=== EXERCISE AIM ===
Check each line below for the word "Alliancevej", and copy those that have it.

=== DATA FOR PROCESSING ===
####
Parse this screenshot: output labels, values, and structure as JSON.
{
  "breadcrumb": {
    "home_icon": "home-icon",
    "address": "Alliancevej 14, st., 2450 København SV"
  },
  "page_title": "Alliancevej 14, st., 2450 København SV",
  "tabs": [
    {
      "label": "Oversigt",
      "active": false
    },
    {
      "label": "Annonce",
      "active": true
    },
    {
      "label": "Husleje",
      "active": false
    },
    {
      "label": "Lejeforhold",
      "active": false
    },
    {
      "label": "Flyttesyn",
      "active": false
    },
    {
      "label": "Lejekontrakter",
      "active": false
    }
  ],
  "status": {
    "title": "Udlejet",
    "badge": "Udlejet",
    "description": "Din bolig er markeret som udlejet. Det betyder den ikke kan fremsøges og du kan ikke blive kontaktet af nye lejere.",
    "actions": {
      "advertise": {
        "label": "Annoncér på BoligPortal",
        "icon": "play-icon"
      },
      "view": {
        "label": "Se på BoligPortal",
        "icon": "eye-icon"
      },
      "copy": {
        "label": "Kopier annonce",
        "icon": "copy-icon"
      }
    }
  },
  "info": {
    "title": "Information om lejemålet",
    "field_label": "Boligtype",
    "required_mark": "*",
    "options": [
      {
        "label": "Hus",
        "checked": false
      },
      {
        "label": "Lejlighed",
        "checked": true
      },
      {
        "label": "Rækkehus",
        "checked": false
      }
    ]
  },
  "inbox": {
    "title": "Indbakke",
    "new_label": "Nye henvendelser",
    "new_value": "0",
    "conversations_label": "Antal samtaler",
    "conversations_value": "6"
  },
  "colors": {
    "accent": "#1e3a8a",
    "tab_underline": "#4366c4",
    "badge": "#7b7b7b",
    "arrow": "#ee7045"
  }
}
####
=== WORKED ANSWER ===
    "address": "Alliancevej 14, st., 2450 København SV"
  "page_title": "Alliancevej 14, st., 2450 København SV",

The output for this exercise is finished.